> **Exercise inputs**:

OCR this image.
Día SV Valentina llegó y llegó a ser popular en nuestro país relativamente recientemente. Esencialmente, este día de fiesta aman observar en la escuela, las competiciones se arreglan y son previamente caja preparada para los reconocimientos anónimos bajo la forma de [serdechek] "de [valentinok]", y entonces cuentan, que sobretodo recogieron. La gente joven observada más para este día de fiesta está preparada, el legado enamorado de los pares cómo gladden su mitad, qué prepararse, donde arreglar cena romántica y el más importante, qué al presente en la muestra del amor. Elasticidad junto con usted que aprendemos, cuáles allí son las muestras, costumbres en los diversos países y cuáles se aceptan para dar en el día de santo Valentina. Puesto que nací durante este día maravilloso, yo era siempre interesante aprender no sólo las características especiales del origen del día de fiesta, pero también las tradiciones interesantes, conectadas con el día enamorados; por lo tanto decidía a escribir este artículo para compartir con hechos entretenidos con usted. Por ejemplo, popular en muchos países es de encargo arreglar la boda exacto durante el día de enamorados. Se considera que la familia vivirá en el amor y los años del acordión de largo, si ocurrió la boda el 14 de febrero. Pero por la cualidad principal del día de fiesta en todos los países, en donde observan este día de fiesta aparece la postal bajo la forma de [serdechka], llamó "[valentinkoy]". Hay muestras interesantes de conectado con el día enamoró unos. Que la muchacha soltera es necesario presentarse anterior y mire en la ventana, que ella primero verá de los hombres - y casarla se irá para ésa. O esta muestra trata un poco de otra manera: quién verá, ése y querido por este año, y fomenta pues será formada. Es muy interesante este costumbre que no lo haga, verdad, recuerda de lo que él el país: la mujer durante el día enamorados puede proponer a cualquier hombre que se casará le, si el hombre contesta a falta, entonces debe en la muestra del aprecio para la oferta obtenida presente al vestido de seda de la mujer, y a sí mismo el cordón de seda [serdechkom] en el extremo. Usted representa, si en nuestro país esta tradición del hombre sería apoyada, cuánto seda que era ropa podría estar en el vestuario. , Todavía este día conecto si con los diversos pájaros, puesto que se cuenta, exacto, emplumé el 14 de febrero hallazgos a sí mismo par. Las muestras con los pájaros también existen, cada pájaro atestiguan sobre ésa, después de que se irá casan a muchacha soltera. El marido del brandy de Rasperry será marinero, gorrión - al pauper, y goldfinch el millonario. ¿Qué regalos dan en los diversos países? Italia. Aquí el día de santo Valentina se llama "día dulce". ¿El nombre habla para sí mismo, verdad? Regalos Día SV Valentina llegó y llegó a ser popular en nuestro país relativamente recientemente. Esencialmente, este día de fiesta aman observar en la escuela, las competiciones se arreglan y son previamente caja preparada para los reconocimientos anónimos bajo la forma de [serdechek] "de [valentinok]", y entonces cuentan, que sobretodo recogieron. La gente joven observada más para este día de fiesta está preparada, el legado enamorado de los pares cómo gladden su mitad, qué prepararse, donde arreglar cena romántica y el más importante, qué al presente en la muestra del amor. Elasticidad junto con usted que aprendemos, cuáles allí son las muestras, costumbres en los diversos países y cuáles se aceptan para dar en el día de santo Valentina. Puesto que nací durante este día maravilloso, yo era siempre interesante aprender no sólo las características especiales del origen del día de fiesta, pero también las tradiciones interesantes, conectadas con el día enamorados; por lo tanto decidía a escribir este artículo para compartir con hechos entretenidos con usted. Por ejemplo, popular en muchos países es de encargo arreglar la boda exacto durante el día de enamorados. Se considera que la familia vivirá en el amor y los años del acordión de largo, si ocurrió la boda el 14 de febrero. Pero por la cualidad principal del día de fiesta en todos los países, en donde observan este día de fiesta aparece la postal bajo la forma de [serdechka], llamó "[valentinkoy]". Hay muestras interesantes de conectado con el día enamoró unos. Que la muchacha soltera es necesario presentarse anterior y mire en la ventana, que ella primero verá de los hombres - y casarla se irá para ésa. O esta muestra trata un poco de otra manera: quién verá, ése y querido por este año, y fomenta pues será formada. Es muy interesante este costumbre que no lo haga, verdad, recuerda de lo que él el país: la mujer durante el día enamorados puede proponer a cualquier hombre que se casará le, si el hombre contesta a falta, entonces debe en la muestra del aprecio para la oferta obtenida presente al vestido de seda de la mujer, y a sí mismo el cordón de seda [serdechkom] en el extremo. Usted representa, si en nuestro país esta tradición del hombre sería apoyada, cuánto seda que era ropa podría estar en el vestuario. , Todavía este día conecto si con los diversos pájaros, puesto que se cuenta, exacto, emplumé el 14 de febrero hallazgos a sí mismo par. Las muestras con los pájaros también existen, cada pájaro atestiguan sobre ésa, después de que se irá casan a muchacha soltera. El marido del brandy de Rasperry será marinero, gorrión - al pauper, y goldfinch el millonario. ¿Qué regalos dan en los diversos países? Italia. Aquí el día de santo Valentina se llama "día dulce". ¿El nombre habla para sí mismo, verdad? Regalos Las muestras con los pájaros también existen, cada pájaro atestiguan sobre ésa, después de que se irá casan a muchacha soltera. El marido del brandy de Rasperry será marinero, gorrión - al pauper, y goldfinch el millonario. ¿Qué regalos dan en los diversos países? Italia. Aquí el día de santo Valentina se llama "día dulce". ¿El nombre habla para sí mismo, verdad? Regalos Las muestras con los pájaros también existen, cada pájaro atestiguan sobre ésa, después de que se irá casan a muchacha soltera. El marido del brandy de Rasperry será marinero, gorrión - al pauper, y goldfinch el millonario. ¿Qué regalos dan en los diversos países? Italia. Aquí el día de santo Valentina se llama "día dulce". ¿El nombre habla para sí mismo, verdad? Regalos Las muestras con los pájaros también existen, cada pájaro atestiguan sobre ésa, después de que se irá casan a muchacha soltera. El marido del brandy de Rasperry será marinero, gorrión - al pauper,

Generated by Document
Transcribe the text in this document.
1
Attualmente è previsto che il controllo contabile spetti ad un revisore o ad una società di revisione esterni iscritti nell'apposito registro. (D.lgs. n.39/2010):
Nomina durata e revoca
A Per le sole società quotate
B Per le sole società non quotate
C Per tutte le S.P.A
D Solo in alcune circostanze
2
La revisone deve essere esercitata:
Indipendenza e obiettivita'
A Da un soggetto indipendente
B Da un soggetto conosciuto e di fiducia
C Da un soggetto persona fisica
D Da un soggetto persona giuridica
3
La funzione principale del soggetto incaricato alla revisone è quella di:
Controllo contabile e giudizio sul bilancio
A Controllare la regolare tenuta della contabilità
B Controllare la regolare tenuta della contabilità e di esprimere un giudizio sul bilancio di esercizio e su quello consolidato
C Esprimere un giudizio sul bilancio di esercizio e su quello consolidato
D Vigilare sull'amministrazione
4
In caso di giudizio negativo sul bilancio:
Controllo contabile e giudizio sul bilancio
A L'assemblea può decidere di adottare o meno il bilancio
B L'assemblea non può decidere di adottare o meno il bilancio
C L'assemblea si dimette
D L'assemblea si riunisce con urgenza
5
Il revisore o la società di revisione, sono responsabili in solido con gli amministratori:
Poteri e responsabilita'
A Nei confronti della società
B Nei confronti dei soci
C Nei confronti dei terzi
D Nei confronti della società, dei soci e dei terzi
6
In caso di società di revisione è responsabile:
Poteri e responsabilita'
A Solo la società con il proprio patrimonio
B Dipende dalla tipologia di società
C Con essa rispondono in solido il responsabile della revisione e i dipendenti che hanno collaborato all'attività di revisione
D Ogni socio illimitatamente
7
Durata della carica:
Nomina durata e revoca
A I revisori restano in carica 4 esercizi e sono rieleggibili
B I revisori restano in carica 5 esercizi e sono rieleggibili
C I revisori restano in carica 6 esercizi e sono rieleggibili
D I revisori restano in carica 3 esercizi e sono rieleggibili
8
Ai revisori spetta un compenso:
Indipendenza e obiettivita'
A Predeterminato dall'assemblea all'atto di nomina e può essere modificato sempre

> **Work to complete**: Make a tally of the lines in this data that include the string "quotate", and answer with that tally alone.

> **Task answer**: 2